• _TASK REQUIREMENTS_: In the listing below, pick out lines with "this".

• _RECORDS FOR THE TASK_:
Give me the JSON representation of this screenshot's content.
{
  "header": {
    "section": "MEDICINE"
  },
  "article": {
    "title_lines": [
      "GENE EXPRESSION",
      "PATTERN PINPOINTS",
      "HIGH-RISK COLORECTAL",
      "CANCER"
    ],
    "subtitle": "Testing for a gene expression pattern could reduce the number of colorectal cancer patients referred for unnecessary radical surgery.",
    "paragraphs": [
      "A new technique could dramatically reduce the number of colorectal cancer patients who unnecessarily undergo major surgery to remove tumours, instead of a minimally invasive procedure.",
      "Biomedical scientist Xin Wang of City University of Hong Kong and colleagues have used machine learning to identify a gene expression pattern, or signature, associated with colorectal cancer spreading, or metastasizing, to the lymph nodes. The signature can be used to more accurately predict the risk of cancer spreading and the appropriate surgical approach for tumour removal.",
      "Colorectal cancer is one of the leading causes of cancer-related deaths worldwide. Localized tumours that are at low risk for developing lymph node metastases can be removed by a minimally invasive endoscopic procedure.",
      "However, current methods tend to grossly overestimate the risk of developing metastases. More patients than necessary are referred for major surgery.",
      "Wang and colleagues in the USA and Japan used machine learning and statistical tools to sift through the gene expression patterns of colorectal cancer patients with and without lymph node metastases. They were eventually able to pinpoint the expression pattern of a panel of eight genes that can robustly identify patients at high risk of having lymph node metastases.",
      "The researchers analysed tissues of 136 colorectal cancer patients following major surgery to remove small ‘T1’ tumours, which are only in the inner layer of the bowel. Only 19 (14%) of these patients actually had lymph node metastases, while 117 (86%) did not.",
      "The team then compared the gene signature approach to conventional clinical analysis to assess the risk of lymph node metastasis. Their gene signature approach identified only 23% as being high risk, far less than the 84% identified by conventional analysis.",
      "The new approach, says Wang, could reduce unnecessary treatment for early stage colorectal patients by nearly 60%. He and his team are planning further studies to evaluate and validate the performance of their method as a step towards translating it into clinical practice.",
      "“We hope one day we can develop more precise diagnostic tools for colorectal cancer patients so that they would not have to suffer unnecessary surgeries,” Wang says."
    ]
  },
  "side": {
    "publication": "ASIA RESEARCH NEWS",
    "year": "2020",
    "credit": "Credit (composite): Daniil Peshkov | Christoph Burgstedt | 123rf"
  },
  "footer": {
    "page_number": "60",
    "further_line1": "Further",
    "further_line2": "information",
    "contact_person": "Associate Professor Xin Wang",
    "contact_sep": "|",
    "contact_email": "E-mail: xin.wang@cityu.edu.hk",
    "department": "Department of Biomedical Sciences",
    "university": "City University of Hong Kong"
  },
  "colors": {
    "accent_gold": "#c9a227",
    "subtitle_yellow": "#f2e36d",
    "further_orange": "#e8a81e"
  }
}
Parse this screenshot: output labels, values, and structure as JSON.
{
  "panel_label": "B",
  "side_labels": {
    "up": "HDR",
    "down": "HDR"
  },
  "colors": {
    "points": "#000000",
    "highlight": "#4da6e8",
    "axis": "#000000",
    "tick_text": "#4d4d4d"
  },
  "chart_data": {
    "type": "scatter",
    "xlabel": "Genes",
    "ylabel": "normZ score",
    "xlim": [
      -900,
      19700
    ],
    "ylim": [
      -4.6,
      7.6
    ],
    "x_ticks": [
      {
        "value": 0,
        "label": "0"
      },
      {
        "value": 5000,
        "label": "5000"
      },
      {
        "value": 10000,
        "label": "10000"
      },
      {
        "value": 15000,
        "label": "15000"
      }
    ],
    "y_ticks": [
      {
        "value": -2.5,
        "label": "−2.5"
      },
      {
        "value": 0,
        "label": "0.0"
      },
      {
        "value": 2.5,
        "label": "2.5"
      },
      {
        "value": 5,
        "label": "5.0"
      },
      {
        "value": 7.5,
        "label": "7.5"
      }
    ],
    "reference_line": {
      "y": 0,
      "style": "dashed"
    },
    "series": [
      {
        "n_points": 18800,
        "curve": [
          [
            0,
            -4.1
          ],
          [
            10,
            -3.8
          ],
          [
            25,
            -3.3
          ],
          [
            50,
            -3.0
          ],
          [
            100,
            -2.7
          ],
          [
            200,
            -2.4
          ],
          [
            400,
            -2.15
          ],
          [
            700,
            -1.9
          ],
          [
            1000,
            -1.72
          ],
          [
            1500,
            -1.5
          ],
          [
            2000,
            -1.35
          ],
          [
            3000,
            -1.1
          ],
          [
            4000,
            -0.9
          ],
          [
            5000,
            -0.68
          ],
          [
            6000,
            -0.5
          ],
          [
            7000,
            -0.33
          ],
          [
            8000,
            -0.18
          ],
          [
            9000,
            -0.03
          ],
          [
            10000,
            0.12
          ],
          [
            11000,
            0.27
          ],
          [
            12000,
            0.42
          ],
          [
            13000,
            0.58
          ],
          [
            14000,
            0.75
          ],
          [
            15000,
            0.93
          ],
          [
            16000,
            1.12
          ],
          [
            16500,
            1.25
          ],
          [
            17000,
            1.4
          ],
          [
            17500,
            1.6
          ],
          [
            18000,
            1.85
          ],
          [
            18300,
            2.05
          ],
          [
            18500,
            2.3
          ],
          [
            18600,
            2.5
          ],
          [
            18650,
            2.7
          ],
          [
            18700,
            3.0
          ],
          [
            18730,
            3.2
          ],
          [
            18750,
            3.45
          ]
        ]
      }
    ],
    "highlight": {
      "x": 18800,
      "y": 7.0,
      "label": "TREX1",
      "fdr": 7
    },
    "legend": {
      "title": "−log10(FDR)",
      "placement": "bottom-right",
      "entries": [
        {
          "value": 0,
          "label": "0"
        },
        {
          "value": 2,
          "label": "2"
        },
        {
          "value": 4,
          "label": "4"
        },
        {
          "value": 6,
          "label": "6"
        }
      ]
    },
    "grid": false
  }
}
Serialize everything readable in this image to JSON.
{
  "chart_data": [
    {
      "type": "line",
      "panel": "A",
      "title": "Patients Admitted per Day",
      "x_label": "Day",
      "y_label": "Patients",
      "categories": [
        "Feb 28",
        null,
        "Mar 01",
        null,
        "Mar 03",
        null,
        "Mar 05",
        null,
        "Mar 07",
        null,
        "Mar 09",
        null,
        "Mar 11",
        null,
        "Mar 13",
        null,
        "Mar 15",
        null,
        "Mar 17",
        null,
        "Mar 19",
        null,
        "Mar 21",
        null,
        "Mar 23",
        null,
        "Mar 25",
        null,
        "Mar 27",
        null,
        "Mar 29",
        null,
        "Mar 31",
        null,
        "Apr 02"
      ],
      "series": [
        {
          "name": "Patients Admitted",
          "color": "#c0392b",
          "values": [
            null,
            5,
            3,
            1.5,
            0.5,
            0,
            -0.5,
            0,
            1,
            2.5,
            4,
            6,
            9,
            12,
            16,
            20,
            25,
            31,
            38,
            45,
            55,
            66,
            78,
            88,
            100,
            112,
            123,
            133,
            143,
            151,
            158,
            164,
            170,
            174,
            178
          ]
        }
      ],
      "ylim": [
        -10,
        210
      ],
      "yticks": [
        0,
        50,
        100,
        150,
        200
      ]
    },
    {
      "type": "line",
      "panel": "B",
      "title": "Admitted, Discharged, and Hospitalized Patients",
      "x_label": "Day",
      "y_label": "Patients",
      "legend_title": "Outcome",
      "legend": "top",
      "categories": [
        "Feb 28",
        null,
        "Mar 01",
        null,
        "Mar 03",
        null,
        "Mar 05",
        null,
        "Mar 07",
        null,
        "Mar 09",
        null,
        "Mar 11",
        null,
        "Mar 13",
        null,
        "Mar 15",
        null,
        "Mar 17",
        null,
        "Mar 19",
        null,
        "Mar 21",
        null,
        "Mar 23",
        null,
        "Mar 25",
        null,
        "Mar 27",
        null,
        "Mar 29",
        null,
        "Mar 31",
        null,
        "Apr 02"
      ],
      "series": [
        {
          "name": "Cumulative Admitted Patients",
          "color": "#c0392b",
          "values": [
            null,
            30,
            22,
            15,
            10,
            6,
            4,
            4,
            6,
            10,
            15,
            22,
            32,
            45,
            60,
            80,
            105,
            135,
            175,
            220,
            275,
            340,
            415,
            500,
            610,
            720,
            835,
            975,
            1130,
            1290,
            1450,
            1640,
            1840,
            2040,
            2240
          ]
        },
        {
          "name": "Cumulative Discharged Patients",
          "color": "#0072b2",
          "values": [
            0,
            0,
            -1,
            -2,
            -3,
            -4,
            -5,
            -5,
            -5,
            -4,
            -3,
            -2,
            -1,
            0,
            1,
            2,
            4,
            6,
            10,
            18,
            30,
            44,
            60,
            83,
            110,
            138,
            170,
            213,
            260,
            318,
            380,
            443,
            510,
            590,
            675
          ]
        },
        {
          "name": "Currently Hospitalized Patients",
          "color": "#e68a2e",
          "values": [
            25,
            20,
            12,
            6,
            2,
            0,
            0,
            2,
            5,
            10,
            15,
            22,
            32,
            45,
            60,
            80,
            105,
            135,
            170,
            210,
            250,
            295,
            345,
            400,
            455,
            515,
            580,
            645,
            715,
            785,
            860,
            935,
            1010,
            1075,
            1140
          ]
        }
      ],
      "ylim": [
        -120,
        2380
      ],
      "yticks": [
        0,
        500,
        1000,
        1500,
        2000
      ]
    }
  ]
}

• _RESPONSE BOX_:
Give me the JSON representation of this screenshot's content.
Parse this screenshot: output labels, values, and structure as JSON.
Serialize everything readable in this image to JSON.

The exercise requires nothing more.